→ **Records supplied**:
*-*-*

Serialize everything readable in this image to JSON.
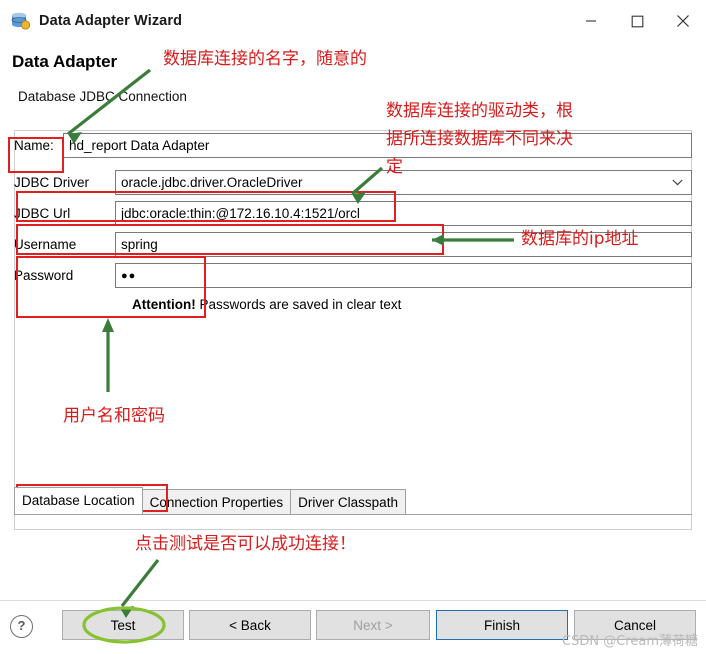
{
  "window": {
    "title": "Data Adapter Wizard",
    "icon": "database-adapter-icon",
    "minimize_label": "–",
    "maximize_label": "☐",
    "close_label": "✕"
  },
  "wizard": {
    "heading": "Data Adapter",
    "subheading": "Database JDBC Connection"
  },
  "form": {
    "name_label": "Name:",
    "name_value": "hd_report Data Adapter",
    "driver_label": "JDBC Driver",
    "driver_value": "oracle.jdbc.driver.OracleDriver",
    "driver_arrow": "⌄",
    "url_label": "JDBC Url",
    "url_value": "jdbc:oracle:thin:@172.16.10.4:1521/orcl",
    "username_label": "Username",
    "username_value": "spring",
    "password_label": "Password",
    "password_value": "●●",
    "attention_bold": "Attention!",
    "attention_text": "Passwords are saved in clear text"
  },
  "tabs": [
    {
      "label": "Database Location",
      "active": true
    },
    {
      "label": "Connection Properties",
      "active": false
    },
    {
      "label": "Driver Classpath",
      "active": false
    }
  ],
  "footer": {
    "help_label": "?",
    "test_label": "Test",
    "back_label": "< Back",
    "next_label": "Next >",
    "finish_label": "Finish",
    "cancel_label": "Cancel"
  },
  "annotations": {
    "note_name": "数据库连接的名字，随意的",
    "note_driver_line1": "数据库连接的驱动类，根",
    "note_driver_line2": "据所连接数据库不同来决",
    "note_driver_line3": "定",
    "note_url": "数据库的ip地址",
    "note_credentials": "用户名和密码",
    "note_test": "点击测试是否可以成功连接！",
    "watermark": "CSDN @Cream薄荷糖"
  },
  "colors": {
    "annotation_red": "#d81b1b",
    "box_red": "#e02020",
    "arrow_green": "#3a7d3a",
    "ellipse_green": "#86c232",
    "accent_blue": "#1f6fb2"
  }
}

*-*-*

→ **Exercise task**: Give back each entry exactly as it appears, with no pictures.

→ **Worked solution**:
Serialize everything readable in this image to JSON.
{
  "window": {
    "title": "Data Adapter Wizard",
    "icon": "database-adapter-icon",
    "minimize_label": "–",
    "maximize_label": "☐",
    "close_label": "✕"
  },
  "wizard": {
    "heading": "Data Adapter",
    "subheading": "Database JDBC Connection"
  },
  "form": {
    "name_label": "Name:",
    "name_value": "hd_report Data Adapter",
    "driver_label": "JDBC Driver",
    "driver_value": "oracle.jdbc.driver.OracleDriver",
    "driver_arrow": "⌄",
    "url_label": "JDBC Url",
    "url_value": "jdbc:oracle:thin:@172.16.10.4:1521/orcl",
    "username_label": "Username",
    "username_value": "spring",
    "password_label": "Password",
    "password_value": "●●",
    "attention_bold": "Attention!",
    "attention_text": "Passwords are saved in clear text"
  },
  "tabs": [
    {
      "label": "Database Location",
      "active": true
    },
    {
      "label": "Connection Properties",
      "active": false
    },
    {
      "label": "Driver Classpath",
      "active": false
    }
  ],
  "footer": {
    "help_label": "?",
    "test_label": "Test",
    "back_label": "< Back",
    "next_label": "Next >",
    "finish_label": "Finish",
    "cancel_label": "Cancel"
  },
  "annotations": {
    "note_name": "数据库连接的名字，随意的",
    "note_driver_line1": "数据库连接的驱动类，根",
    "note_driver_line2": "据所连接数据库不同来决",
    "note_driver_line3": "定",
    "note_url": "数据库的ip地址",
    "note_credentials": "用户名和密码",
    "note_test": "点击测试是否可以成功连接！",
    "watermark": "CSDN @Cream薄荷糖"
  },
  "colors": {
    "annotation_red": "#d81b1b",
    "box_red": "#e02020",
    "arrow_green": "#3a7d3a",
    "ellipse_green": "#86c232",
    "accent_blue": "#1f6fb2"
  }
}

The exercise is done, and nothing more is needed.